_Exercise instructions:_ Retype the records below word for word and omit any image.

━━ Provided entries

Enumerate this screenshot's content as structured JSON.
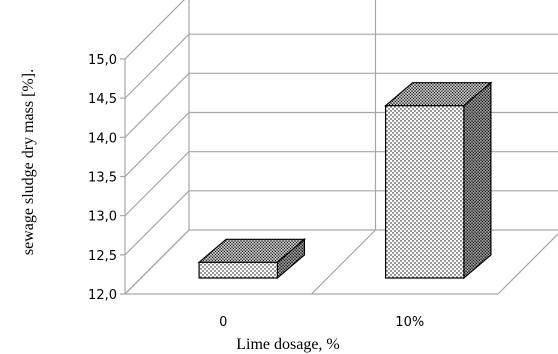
{
  "chart_data": {
    "type": "bar",
    "style": "3d-column",
    "categories": [
      "0",
      "10%"
    ],
    "values": [
      12.2,
      14.2
    ],
    "xlabel": "Lime dosage, %",
    "ylabel": "sewage sludge dry mass [%].",
    "ylim": [
      12.0,
      15.0
    ],
    "yticks": [
      "12,0",
      "12,5",
      "13,0",
      "13,5",
      "14,0",
      "14,5",
      "15,0"
    ],
    "grid": true,
    "legend": "none",
    "bar_fill": "dotted",
    "colors": {
      "grid": "#a6a6a6",
      "bar_stroke": "#000000",
      "bar_face": "#ffffff",
      "bar_dots": "#000000"
    }
  }
}
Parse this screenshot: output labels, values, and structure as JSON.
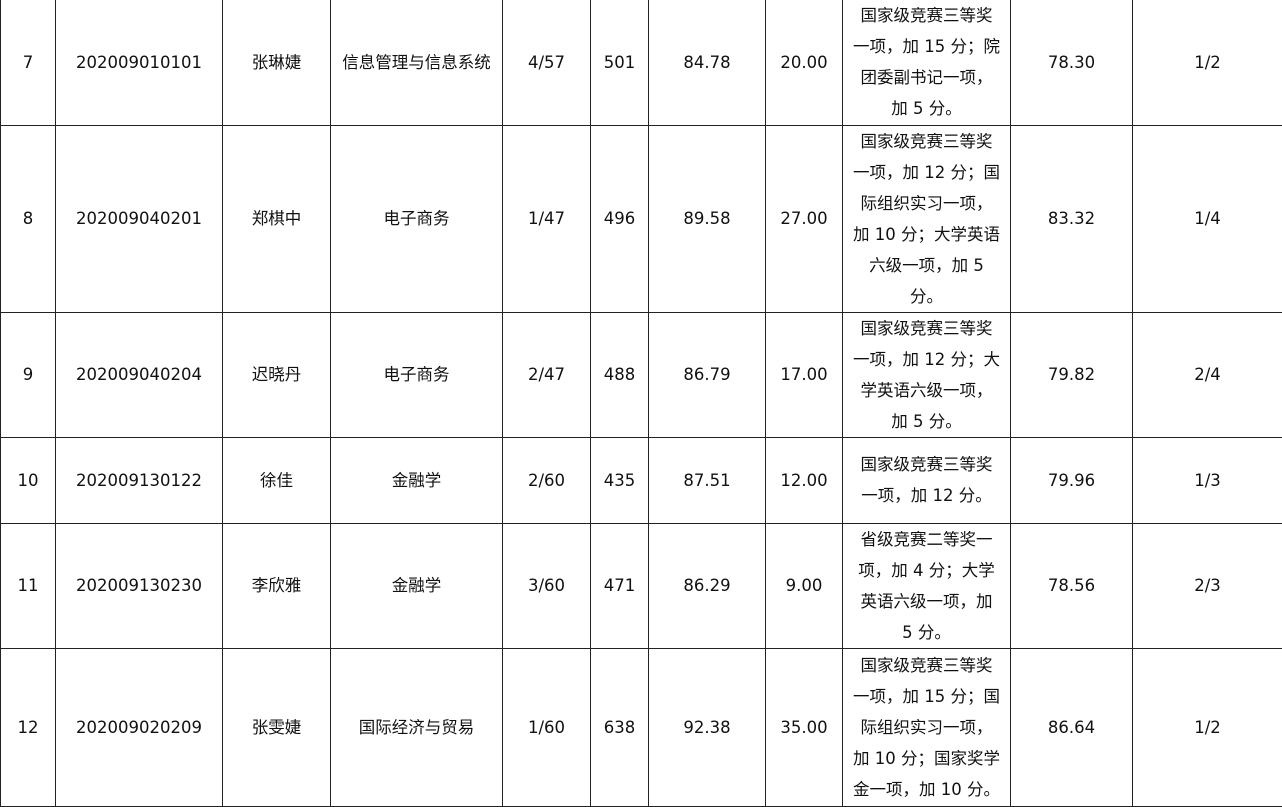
{
  "rows": [
    {
      "no": "7",
      "id": "202009010101",
      "name": "张琳婕",
      "major": "信息管理与信息系统",
      "rank": "4/57",
      "score_a": "501",
      "score_b": "84.78",
      "bonus": "20.00",
      "desc": "国家级竞赛三等奖一项，加 15 分；院团委副书记一项，加 5 分。",
      "total": "78.30",
      "ratio": "1/2"
    },
    {
      "no": "8",
      "id": "202009040201",
      "name": "郑棋中",
      "major": "电子商务",
      "rank": "1/47",
      "score_a": "496",
      "score_b": "89.58",
      "bonus": "27.00",
      "desc": "国家级竞赛三等奖一项，加 12 分；国际组织实习一项，加 10 分；大学英语六级一项，加 5 分。",
      "total": "83.32",
      "ratio": "1/4"
    },
    {
      "no": "9",
      "id": "202009040204",
      "name": "迟晓丹",
      "major": "电子商务",
      "rank": "2/47",
      "score_a": "488",
      "score_b": "86.79",
      "bonus": "17.00",
      "desc": "国家级竞赛三等奖一项，加 12 分；大学英语六级一项，加 5 分。",
      "total": "79.82",
      "ratio": "2/4"
    },
    {
      "no": "10",
      "id": "202009130122",
      "name": "徐佳",
      "major": "金融学",
      "rank": "2/60",
      "score_a": "435",
      "score_b": "87.51",
      "bonus": "12.00",
      "desc": "国家级竞赛三等奖一项，加 12 分。",
      "total": "79.96",
      "ratio": "1/3"
    },
    {
      "no": "11",
      "id": "202009130230",
      "name": "李欣雅",
      "major": "金融学",
      "rank": "3/60",
      "score_a": "471",
      "score_b": "86.29",
      "bonus": "9.00",
      "desc": "省级竞赛二等奖一项，加 4 分；大学英语六级一项，加 5 分。",
      "total": "78.56",
      "ratio": "2/3"
    },
    {
      "no": "12",
      "id": "202009020209",
      "name": "张雯婕",
      "major": "国际经济与贸易",
      "rank": "1/60",
      "score_a": "638",
      "score_b": "92.38",
      "bonus": "35.00",
      "desc": "国家级竞赛三等奖一项，加 15 分；国际组织实习一项，加 10 分；国家奖学金一项，加 10 分。",
      "total": "86.64",
      "ratio": "1/2"
    }
  ]
}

━━━━

_Result:_
Enumerate this screenshot's content as structured JSON.
{
  "chart_data": {
    "type": "bar",
    "style": "3d-column",
    "categories": [
      "0",
      "10%"
    ],
    "values": [
      12.2,
      14.2
    ],
    "xlabel": "Lime dosage, %",
    "ylabel": "sewage sludge dry mass [%].",
    "ylim": [
      12.0,
      15.0
    ],
    "yticks": [
      "12,0",
      "12,5",
      "13,0",
      "13,5",
      "14,0",
      "14,5",
      "15,0"
    ],
    "grid": true,
    "legend": "none",
    "bar_fill": "dotted",
    "colors": {
      "grid": "#a6a6a6",
      "bar_stroke": "#000000",
      "bar_face": "#ffffff",
      "bar_dots": "#000000"
    }
  }
}
Parse this screenshot: output labels, values, and structure as JSON.
{
  "rows": [
    {
      "no": "7",
      "id": "202009010101",
      "name": "张琳婕",
      "major": "信息管理与信息系统",
      "rank": "4/57",
      "score_a": "501",
      "score_b": "84.78",
      "bonus": "20.00",
      "desc": "国家级竞赛三等奖一项，加 15 分；院团委副书记一项，加 5 分。",
      "total": "78.30",
      "ratio": "1/2"
    },
    {
      "no": "8",
      "id": "202009040201",
      "name": "郑棋中",
      "major": "电子商务",
      "rank": "1/47",
      "score_a": "496",
      "score_b": "89.58",
      "bonus": "27.00",
      "desc": "国家级竞赛三等奖一项，加 12 分；国际组织实习一项，加 10 分；大学英语六级一项，加 5 分。",
      "total": "83.32",
      "ratio": "1/4"
    },
    {
      "no": "9",
      "id": "202009040204",
      "name": "迟晓丹",
      "major": "电子商务",
      "rank": "2/47",
      "score_a": "488",
      "score_b": "86.79",
      "bonus": "17.00",
      "desc": "国家级竞赛三等奖一项，加 12 分；大学英语六级一项，加 5 分。",
      "total": "79.82",
      "ratio": "2/4"
    },
    {
      "no": "10",
      "id": "202009130122",
      "name": "徐佳",
      "major": "金融学",
      "rank": "2/60",
      "score_a": "435",
      "score_b": "87.51",
      "bonus": "12.00",
      "desc": "国家级竞赛三等奖一项，加 12 分。",
      "total": "79.96",
      "ratio": "1/3"
    },
    {
      "no": "11",
      "id": "202009130230",
      "name": "李欣雅",
      "major": "金融学",
      "rank": "3/60",
      "score_a": "471",
      "score_b": "86.29",
      "bonus": "9.00",
      "desc": "省级竞赛二等奖一项，加 4 分；大学英语六级一项，加 5 分。",
      "total": "78.56",
      "ratio": "2/3"
    },
    {
      "no": "12",
      "id": "202009020209",
      "name": "张雯婕",
      "major": "国际经济与贸易",
      "rank": "1/60",
      "score_a": "638",
      "score_b": "92.38",
      "bonus": "35.00",
      "desc": "国家级竞赛三等奖一项，加 15 分；国际组织实习一项，加 10 分；国家奖学金一项，加 10 分。",
      "total": "86.64",
      "ratio": "1/2"
    }
  ]
}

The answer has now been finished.